======== MATERIAL ========

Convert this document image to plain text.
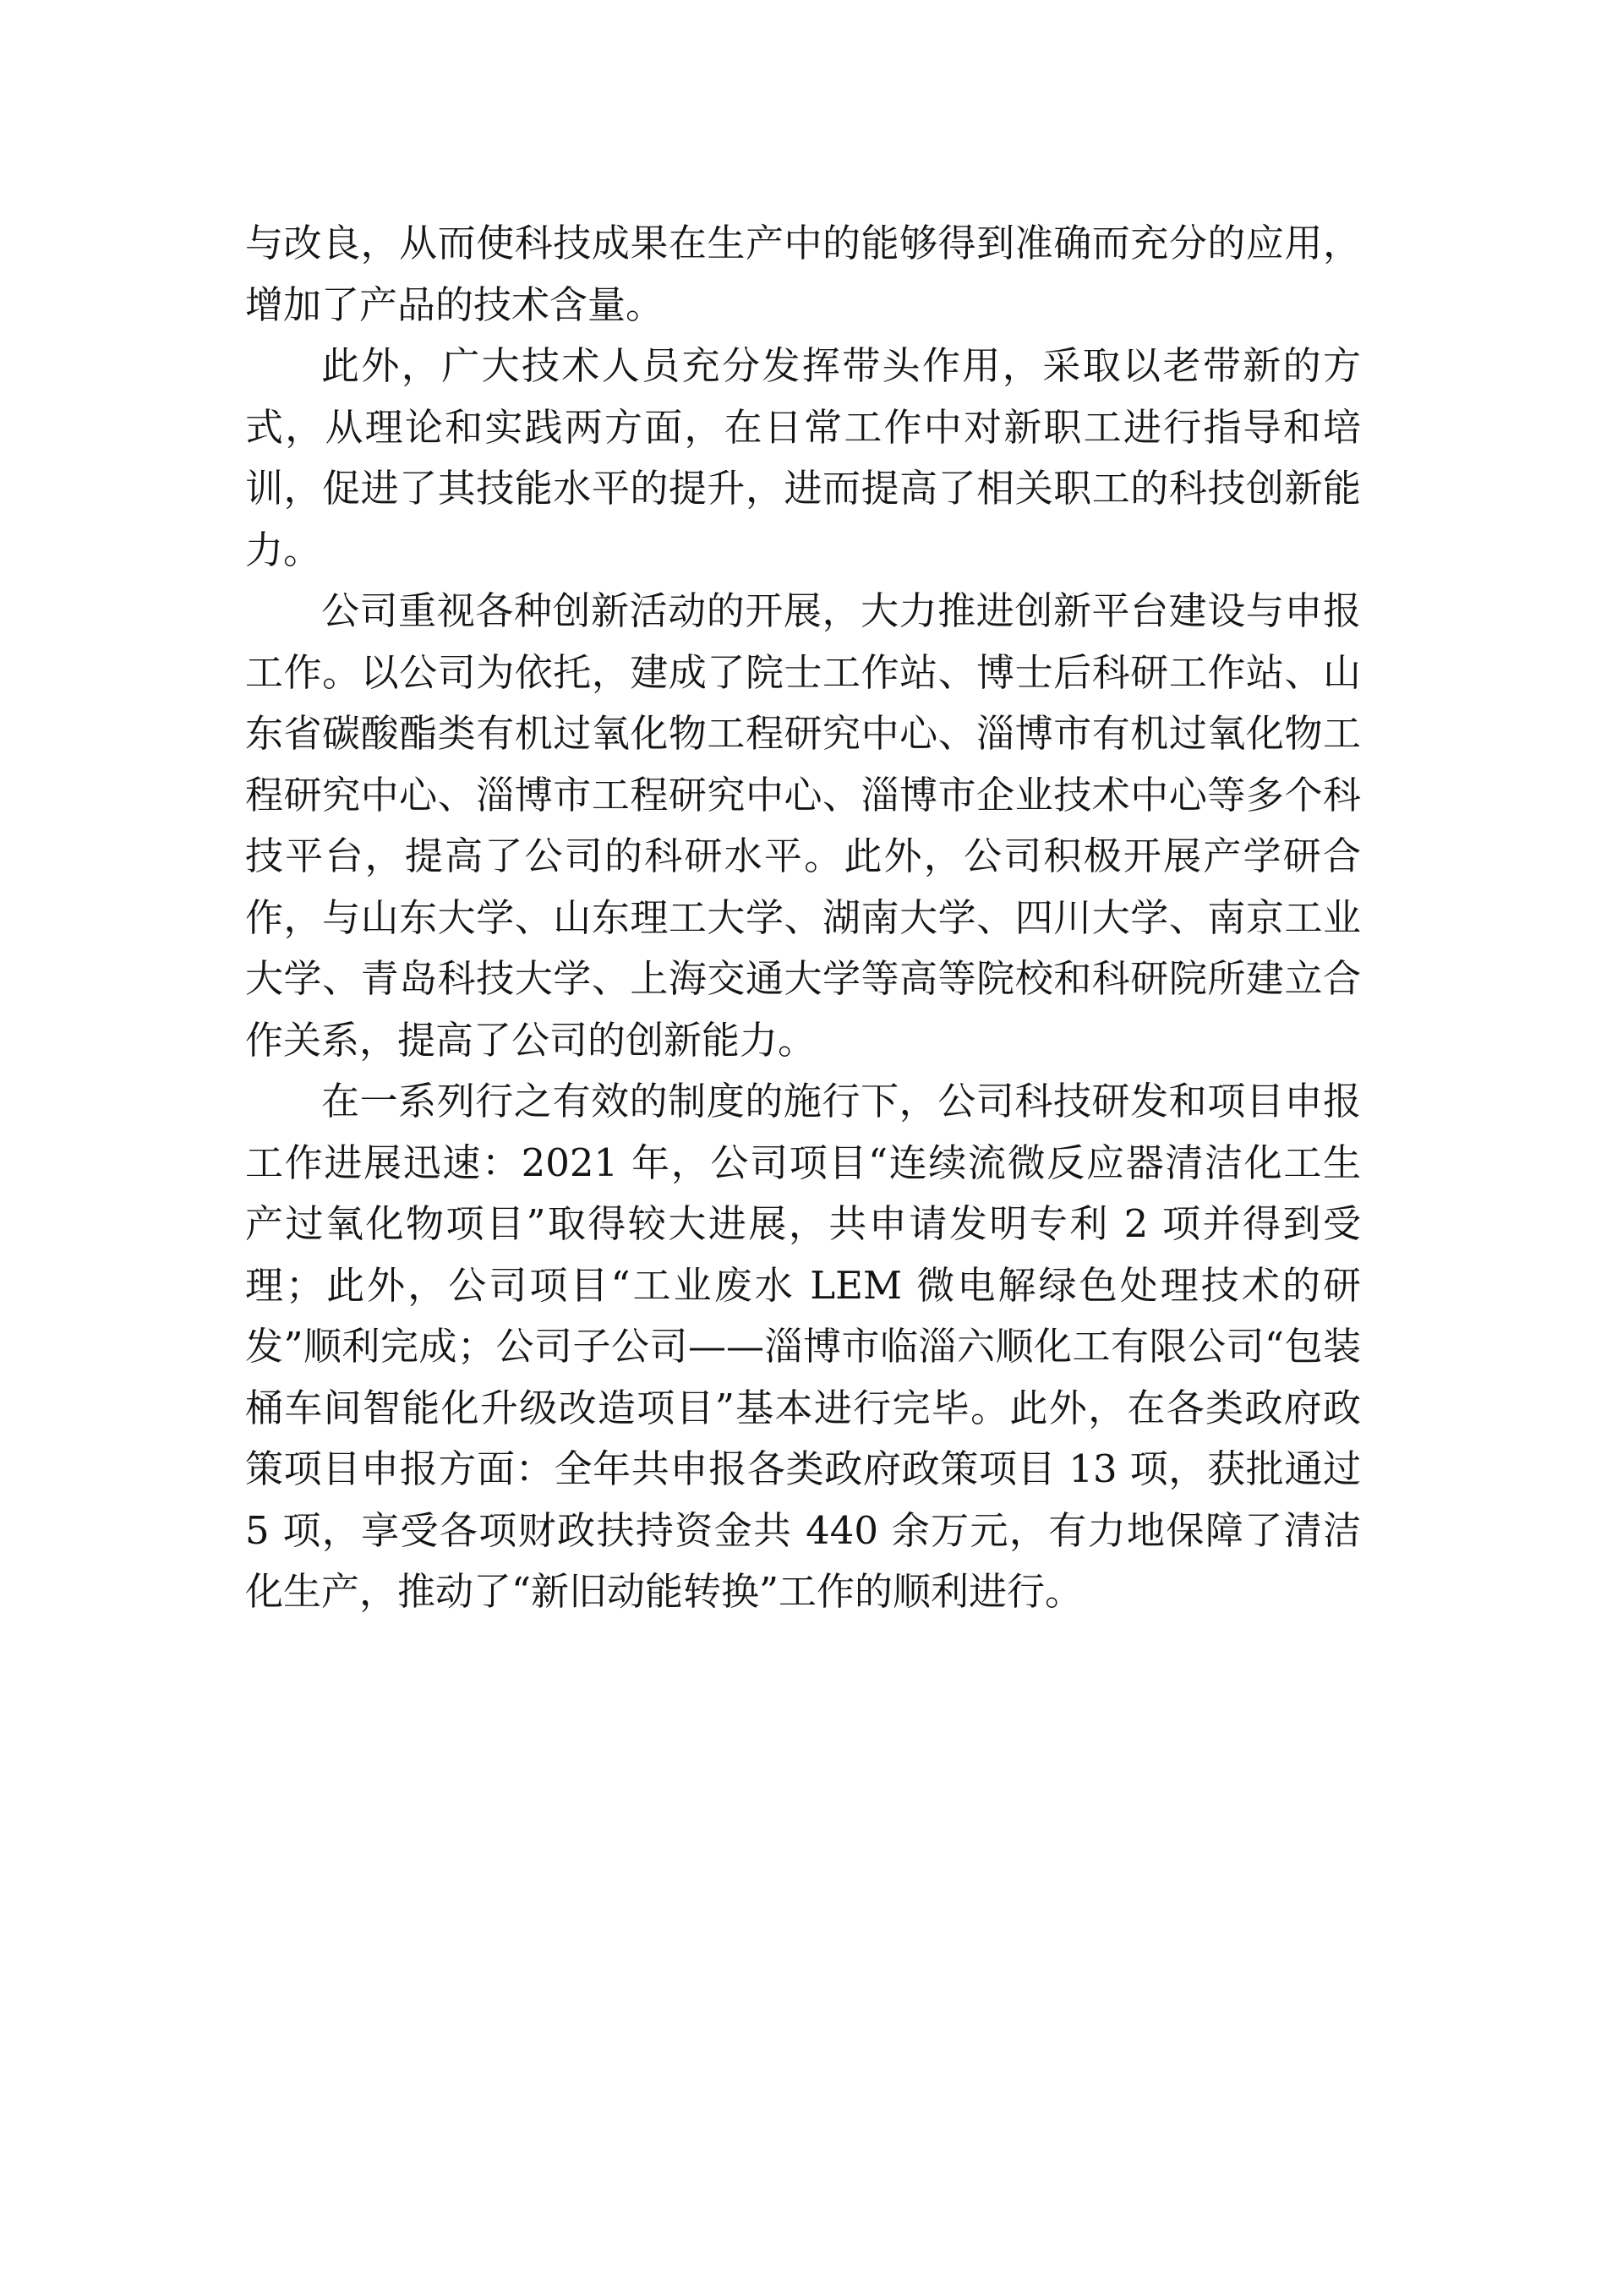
与改良，从而使科技成果在生产中的能够得到准确而充分的应用，增加了产品的技术含量。

此外，广大技术人员充分发挥带头作用，采取以老带新的方式，从理论和实践两方面，在日常工作中对新职工进行指导和培训，促进了其技能水平的提升，进而提高了相关职工的科技创新能力。

公司重视各种创新活动的开展，大力推进创新平台建设与申报工作。以公司为依托，建成了院士工作站、博士后科研工作站、山东省碳酸酯类有机过氧化物工程研究中心、淄博市有机过氧化物工程研究中心、淄博市工程研究中心、淄博市企业技术中心等多个科技平台，提高了公司的科研水平。此外，公司积极开展产学研合作，与山东大学、山东理工大学、湖南大学、四川大学、南京工业大学、青岛科技大学、上海交通大学等高等院校和科研院所建立合作关系，提高了公司的创新能力。

在一系列行之有效的制度的施行下，公司科技研发和项目申报工作进展迅速：2021 年，公司项目“连续流微反应器清洁化工生产过氧化物项目”取得较大进展，共申请发明专利 2 项并得到受理；此外，公司项目“工业废水 LEM 微电解绿色处理技术的研发”顺利完成；公司子公司——淄博市临淄六顺化工有限公司“包装桶车间智能化升级改造项目”基本进行完毕。此外，在各类政府政策项目申报方面：全年共申报各类政府政策项目 13 项，获批通过 5 项，享受各项财政扶持资金共 440 余万元，有力地保障了清洁化生产，推动了“新旧动能转换”工作的顺利进行。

========

◆ **TASK DETAILS**
Repeat the data exactly, without the pictures.

◆ **REPLY**
Convert this document image to plain text.
与改良，从而使科技成果在生产中的能够得到准确而充分的应用，增加了产品的技术含量。

此外，广大技术人员充分发挥带头作用，采取以老带新的方式，从理论和实践两方面，在日常工作中对新职工进行指导和培训，促进了其技能水平的提升，进而提高了相关职工的科技创新能力。

公司重视各种创新活动的开展，大力推进创新平台建设与申报工作。以公司为依托，建成了院士工作站、博士后科研工作站、山东省碳酸酯类有机过氧化物工程研究中心、淄博市有机过氧化物工程研究中心、淄博市工程研究中心、淄博市企业技术中心等多个科技平台，提高了公司的科研水平。此外，公司积极开展产学研合作，与山东大学、山东理工大学、湖南大学、四川大学、南京工业大学、青岛科技大学、上海交通大学等高等院校和科研院所建立合作关系，提高了公司的创新能力。

在一系列行之有效的制度的施行下，公司科技研发和项目申报工作进展迅速：2021 年，公司项目“连续流微反应器清洁化工生产过氧化物项目”取得较大进展，共申请发明专利 2 项并得到受理；此外，公司项目“工业废水 LEM 微电解绿色处理技术的研发”顺利完成；公司子公司——淄博市临淄六顺化工有限公司“包装桶车间智能化升级改造项目”基本进行完毕。此外，在各类政府政策项目申报方面：全年共申报各类政府政策项目 13 项，获批通过 5 项，享受各项财政扶持资金共 440 余万元，有力地保障了清洁化生产，推动了“新旧动能转换”工作的顺利进行。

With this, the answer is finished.